- INFORMATION SUPPLIED -

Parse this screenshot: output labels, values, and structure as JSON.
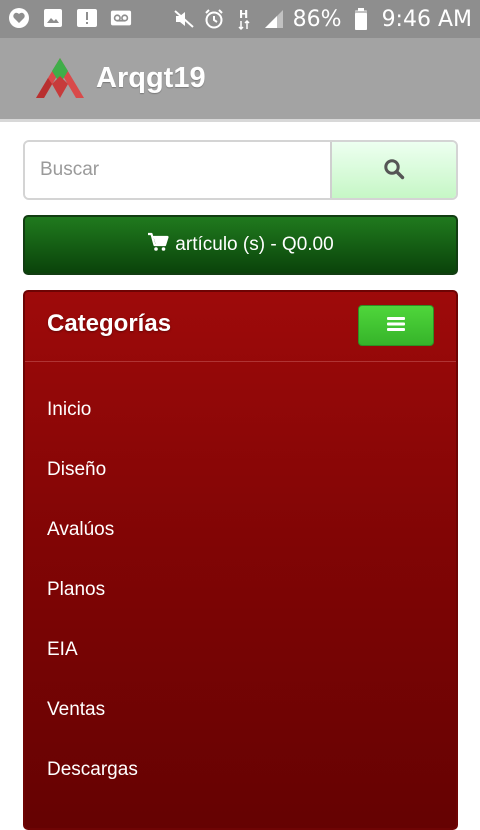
{
  "status_bar": {
    "battery": "86%",
    "time": "9:46 AM",
    "network_type": "H",
    "left_icons": [
      "notification-icon",
      "image-icon",
      "alert-icon",
      "voicemail-icon"
    ],
    "right_icons": [
      "mute-icon",
      "alarm-icon",
      "network-type-icon",
      "signal-icon",
      "battery-icon"
    ]
  },
  "header": {
    "title": "Arqgt19",
    "logo": "arqgt19-logo"
  },
  "search": {
    "placeholder": "Buscar",
    "value": "",
    "icon": "search-icon"
  },
  "cart": {
    "label": "artículo (s) - Q0.00",
    "icon": "shopping-cart-icon"
  },
  "categories": {
    "title": "Categorías",
    "toggle_icon": "hamburger-icon",
    "items": [
      {
        "label": "Inicio"
      },
      {
        "label": "Diseño"
      },
      {
        "label": "Avalúos"
      },
      {
        "label": "Planos"
      },
      {
        "label": "EIA"
      },
      {
        "label": "Ventas"
      },
      {
        "label": "Descargas"
      }
    ]
  },
  "colors": {
    "status_bar": "#8e8e8e",
    "header": "#a3a3a3",
    "cart_green": "#0f5a0f",
    "panel_red": "#8b0606",
    "toggle_green": "#44c531",
    "search_button": "#d6fad6"
  }
}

- SHORT TASK -
Transcribe the material exactly, leaving every picture out.

- THE COMPLETED TASK -
Parse this screenshot: output labels, values, and structure as JSON.
{
  "status_bar": {
    "battery": "86%",
    "time": "9:46 AM",
    "network_type": "H",
    "left_icons": [
      "notification-icon",
      "image-icon",
      "alert-icon",
      "voicemail-icon"
    ],
    "right_icons": [
      "mute-icon",
      "alarm-icon",
      "network-type-icon",
      "signal-icon",
      "battery-icon"
    ]
  },
  "header": {
    "title": "Arqgt19",
    "logo": "arqgt19-logo"
  },
  "search": {
    "placeholder": "Buscar",
    "value": "",
    "icon": "search-icon"
  },
  "cart": {
    "label": "artículo (s) - Q0.00",
    "icon": "shopping-cart-icon"
  },
  "categories": {
    "title": "Categorías",
    "toggle_icon": "hamburger-icon",
    "items": [
      {
        "label": "Inicio"
      },
      {
        "label": "Diseño"
      },
      {
        "label": "Avalúos"
      },
      {
        "label": "Planos"
      },
      {
        "label": "EIA"
      },
      {
        "label": "Ventas"
      },
      {
        "label": "Descargas"
      }
    ]
  },
  "colors": {
    "status_bar": "#8e8e8e",
    "header": "#a3a3a3",
    "cart_green": "#0f5a0f",
    "panel_red": "#8b0606",
    "toggle_green": "#44c531",
    "search_button": "#d6fad6"
  }
}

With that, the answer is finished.